Show every line of the records below that contains the word "name".

+++ RECORDS FOR THE EXERCISE +++

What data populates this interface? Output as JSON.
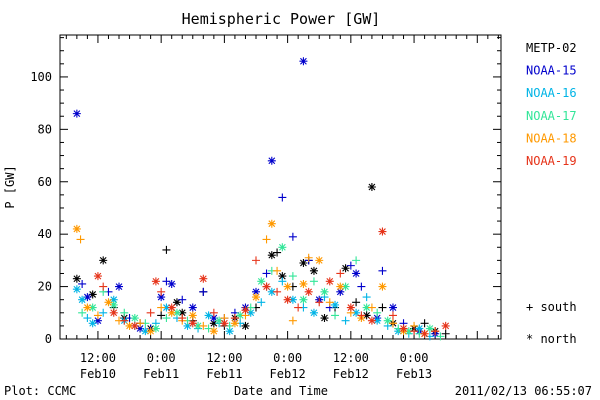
{
  "chart_data": {
    "type": "scatter",
    "title": "Hemispheric Power [GW]",
    "xlabel": "Date and Time",
    "ylabel": "P [GW]",
    "ylim": [
      0,
      116
    ],
    "yticks": [
      0,
      20,
      40,
      60,
      80,
      100
    ],
    "x_unit": "hours since 2011-02-10 00:00",
    "xlim": [
      4.8,
      88.5
    ],
    "xticks": [
      {
        "hour": 12,
        "time": "12:00",
        "date": "Feb10"
      },
      {
        "hour": 24,
        "time": "0:00",
        "date": "Feb11"
      },
      {
        "hour": 36,
        "time": "12:00",
        "date": "Feb11"
      },
      {
        "hour": 48,
        "time": "0:00",
        "date": "Feb12"
      },
      {
        "hour": 60,
        "time": "12:00",
        "date": "Feb12"
      },
      {
        "hour": 72,
        "time": "0:00",
        "date": "Feb13"
      }
    ],
    "legend_position": "right",
    "marker_legend": {
      "south": "+ south",
      "north": "* north"
    },
    "series": [
      {
        "name": "METP-02",
        "color": "#000000",
        "points": [
          [
            8,
            23,
            "n"
          ],
          [
            11,
            17,
            "n"
          ],
          [
            13,
            30,
            "n"
          ],
          [
            15,
            12,
            "s"
          ],
          [
            17,
            8,
            "n"
          ],
          [
            20,
            6,
            "s"
          ],
          [
            22,
            4,
            "n"
          ],
          [
            24,
            9,
            "s"
          ],
          [
            25,
            34,
            "s"
          ],
          [
            27,
            14,
            "n"
          ],
          [
            28,
            10,
            "n"
          ],
          [
            30,
            7,
            "s"
          ],
          [
            32,
            18,
            "s"
          ],
          [
            34,
            6,
            "n"
          ],
          [
            36,
            5,
            "s"
          ],
          [
            38,
            8,
            "n"
          ],
          [
            40,
            5,
            "n"
          ],
          [
            42,
            12,
            "s"
          ],
          [
            44,
            20,
            "s"
          ],
          [
            45,
            32,
            "n"
          ],
          [
            46,
            33,
            "s"
          ],
          [
            47,
            24,
            "n"
          ],
          [
            49,
            20,
            "s"
          ],
          [
            51,
            29,
            "n"
          ],
          [
            52,
            30,
            "s"
          ],
          [
            53,
            26,
            "n"
          ],
          [
            55,
            8,
            "n"
          ],
          [
            57,
            12,
            "s"
          ],
          [
            59,
            27,
            "n"
          ],
          [
            61,
            14,
            "s"
          ],
          [
            63,
            9,
            "n"
          ],
          [
            64,
            58,
            "n"
          ],
          [
            66,
            12,
            "s"
          ],
          [
            68,
            6,
            "n"
          ],
          [
            70,
            4,
            "s"
          ],
          [
            72,
            4,
            "n"
          ],
          [
            74,
            6,
            "s"
          ],
          [
            76,
            3,
            "n"
          ],
          [
            78,
            2,
            "s"
          ]
        ]
      },
      {
        "name": "NOAA-15",
        "color": "#0000cc",
        "points": [
          [
            8,
            86,
            "n"
          ],
          [
            9,
            21,
            "s"
          ],
          [
            10,
            16,
            "n"
          ],
          [
            12,
            7,
            "n"
          ],
          [
            14,
            18,
            "s"
          ],
          [
            16,
            20,
            "n"
          ],
          [
            18,
            8,
            "s"
          ],
          [
            20,
            4,
            "n"
          ],
          [
            22,
            4,
            "s"
          ],
          [
            24,
            16,
            "n"
          ],
          [
            25,
            22,
            "s"
          ],
          [
            26,
            21,
            "n"
          ],
          [
            28,
            15,
            "s"
          ],
          [
            30,
            12,
            "n"
          ],
          [
            32,
            18,
            "s"
          ],
          [
            34,
            8,
            "n"
          ],
          [
            36,
            8,
            "s"
          ],
          [
            38,
            10,
            "s"
          ],
          [
            40,
            12,
            "n"
          ],
          [
            42,
            18,
            "n"
          ],
          [
            44,
            25,
            "s"
          ],
          [
            45,
            68,
            "n"
          ],
          [
            47,
            54,
            "s"
          ],
          [
            49,
            39,
            "s"
          ],
          [
            51,
            106,
            "n"
          ],
          [
            52,
            30,
            "s"
          ],
          [
            54,
            15,
            "n"
          ],
          [
            56,
            12,
            "s"
          ],
          [
            58,
            18,
            "n"
          ],
          [
            60,
            28,
            "s"
          ],
          [
            61,
            25,
            "n"
          ],
          [
            62,
            20,
            "s"
          ],
          [
            65,
            8,
            "n"
          ],
          [
            66,
            26,
            "s"
          ],
          [
            68,
            12,
            "n"
          ],
          [
            70,
            6,
            "s"
          ],
          [
            73,
            3,
            "n"
          ],
          [
            76,
            2,
            "n"
          ]
        ]
      },
      {
        "name": "NOAA-16",
        "color": "#00b4e6",
        "points": [
          [
            8,
            19,
            "n"
          ],
          [
            9,
            15,
            "n"
          ],
          [
            10,
            8,
            "s"
          ],
          [
            11,
            6,
            "n"
          ],
          [
            13,
            10,
            "s"
          ],
          [
            15,
            15,
            "n"
          ],
          [
            17,
            7,
            "n"
          ],
          [
            19,
            5,
            "s"
          ],
          [
            21,
            3,
            "n"
          ],
          [
            23,
            6,
            "s"
          ],
          [
            25,
            12,
            "n"
          ],
          [
            27,
            8,
            "s"
          ],
          [
            29,
            5,
            "n"
          ],
          [
            31,
            4,
            "s"
          ],
          [
            33,
            9,
            "n"
          ],
          [
            35,
            6,
            "s"
          ],
          [
            37,
            3,
            "n"
          ],
          [
            39,
            6,
            "s"
          ],
          [
            41,
            10,
            "n"
          ],
          [
            43,
            14,
            "s"
          ],
          [
            45,
            18,
            "n"
          ],
          [
            47,
            22,
            "s"
          ],
          [
            49,
            15,
            "n"
          ],
          [
            51,
            12,
            "s"
          ],
          [
            53,
            10,
            "n"
          ],
          [
            55,
            16,
            "s"
          ],
          [
            57,
            13,
            "n"
          ],
          [
            59,
            7,
            "s"
          ],
          [
            61,
            10,
            "n"
          ],
          [
            63,
            16,
            "s"
          ],
          [
            65,
            7,
            "n"
          ],
          [
            67,
            5,
            "s"
          ],
          [
            69,
            3,
            "n"
          ],
          [
            71,
            2,
            "s"
          ],
          [
            73,
            4,
            "n"
          ],
          [
            75,
            1,
            "s"
          ]
        ]
      },
      {
        "name": "NOAA-17",
        "color": "#33e699",
        "points": [
          [
            9,
            10,
            "s"
          ],
          [
            11,
            12,
            "n"
          ],
          [
            13,
            18,
            "s"
          ],
          [
            15,
            13,
            "n"
          ],
          [
            17,
            10,
            "s"
          ],
          [
            19,
            8,
            "n"
          ],
          [
            21,
            6,
            "s"
          ],
          [
            23,
            4,
            "n"
          ],
          [
            25,
            8,
            "s"
          ],
          [
            27,
            10,
            "n"
          ],
          [
            29,
            7,
            "s"
          ],
          [
            31,
            5,
            "n"
          ],
          [
            33,
            4,
            "s"
          ],
          [
            35,
            7,
            "n"
          ],
          [
            37,
            5,
            "s"
          ],
          [
            39,
            9,
            "n"
          ],
          [
            41,
            12,
            "s"
          ],
          [
            43,
            22,
            "n"
          ],
          [
            45,
            26,
            "s"
          ],
          [
            47,
            35,
            "n"
          ],
          [
            49,
            24,
            "s"
          ],
          [
            51,
            15,
            "n"
          ],
          [
            53,
            22,
            "s"
          ],
          [
            55,
            18,
            "n"
          ],
          [
            57,
            9,
            "s"
          ],
          [
            59,
            20,
            "n"
          ],
          [
            61,
            30,
            "s"
          ],
          [
            63,
            12,
            "n"
          ],
          [
            65,
            10,
            "s"
          ],
          [
            67,
            7,
            "n"
          ],
          [
            69,
            4,
            "s"
          ],
          [
            71,
            3,
            "n"
          ],
          [
            73,
            2,
            "s"
          ],
          [
            75,
            4,
            "n"
          ],
          [
            77,
            1,
            "s"
          ]
        ]
      },
      {
        "name": "NOAA-18",
        "color": "#ff9900",
        "points": [
          [
            8,
            42,
            "n"
          ],
          [
            8.7,
            38,
            "s"
          ],
          [
            10,
            12,
            "n"
          ],
          [
            12,
            9,
            "s"
          ],
          [
            14,
            14,
            "n"
          ],
          [
            16,
            7,
            "s"
          ],
          [
            18,
            5,
            "n"
          ],
          [
            20,
            6,
            "s"
          ],
          [
            22,
            3,
            "n"
          ],
          [
            24,
            12,
            "s"
          ],
          [
            26,
            10,
            "n"
          ],
          [
            28,
            7,
            "s"
          ],
          [
            30,
            9,
            "n"
          ],
          [
            32,
            5,
            "s"
          ],
          [
            34,
            3,
            "n"
          ],
          [
            36,
            8,
            "s"
          ],
          [
            38,
            6,
            "n"
          ],
          [
            40,
            9,
            "s"
          ],
          [
            42,
            16,
            "n"
          ],
          [
            44,
            38,
            "s"
          ],
          [
            45,
            44,
            "n"
          ],
          [
            46,
            26,
            "s"
          ],
          [
            48,
            20,
            "n"
          ],
          [
            49,
            7,
            "s"
          ],
          [
            51,
            21,
            "n"
          ],
          [
            52,
            31,
            "s"
          ],
          [
            54,
            30,
            "n"
          ],
          [
            56,
            14,
            "s"
          ],
          [
            58,
            20,
            "n"
          ],
          [
            60,
            10,
            "s"
          ],
          [
            62,
            8,
            "n"
          ],
          [
            64,
            12,
            "s"
          ],
          [
            66,
            20,
            "n"
          ],
          [
            68,
            6,
            "s"
          ],
          [
            70,
            3,
            "n"
          ],
          [
            72,
            5,
            "s"
          ],
          [
            74,
            2,
            "n"
          ],
          [
            76,
            3,
            "s"
          ]
        ]
      },
      {
        "name": "NOAA-19",
        "color": "#e63319",
        "points": [
          [
            12,
            24,
            "n"
          ],
          [
            13,
            20,
            "s"
          ],
          [
            15,
            10,
            "n"
          ],
          [
            17,
            7,
            "s"
          ],
          [
            19,
            5,
            "n"
          ],
          [
            22,
            10,
            "s"
          ],
          [
            23,
            22,
            "n"
          ],
          [
            24,
            18,
            "s"
          ],
          [
            26,
            12,
            "n"
          ],
          [
            28,
            8,
            "s"
          ],
          [
            30,
            6,
            "n"
          ],
          [
            32,
            23,
            "n"
          ],
          [
            34,
            10,
            "s"
          ],
          [
            36,
            6,
            "n"
          ],
          [
            38,
            8,
            "s"
          ],
          [
            40,
            11,
            "n"
          ],
          [
            42,
            30,
            "s"
          ],
          [
            44,
            20,
            "n"
          ],
          [
            46,
            18,
            "s"
          ],
          [
            48,
            15,
            "n"
          ],
          [
            50,
            12,
            "s"
          ],
          [
            52,
            18,
            "n"
          ],
          [
            54,
            14,
            "s"
          ],
          [
            56,
            22,
            "n"
          ],
          [
            58,
            25,
            "s"
          ],
          [
            60,
            12,
            "n"
          ],
          [
            62,
            9,
            "s"
          ],
          [
            64,
            7,
            "n"
          ],
          [
            66,
            41,
            "n"
          ],
          [
            68,
            9,
            "s"
          ],
          [
            70,
            4,
            "n"
          ],
          [
            72,
            3,
            "s"
          ],
          [
            74,
            2,
            "n"
          ],
          [
            76,
            3,
            "s"
          ],
          [
            78,
            5,
            "n"
          ]
        ]
      }
    ]
  },
  "footer": {
    "left": "Plot: CCMC",
    "right": "2011/02/13 06:55:07"
  }
}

+++

RESULT FOR THIS TASK:
        "name": "METP-02",
        "name": "NOAA-15",
        "name": "NOAA-16",
        "name": "NOAA-17",
        "name": "NOAA-18",
        "name": "NOAA-19",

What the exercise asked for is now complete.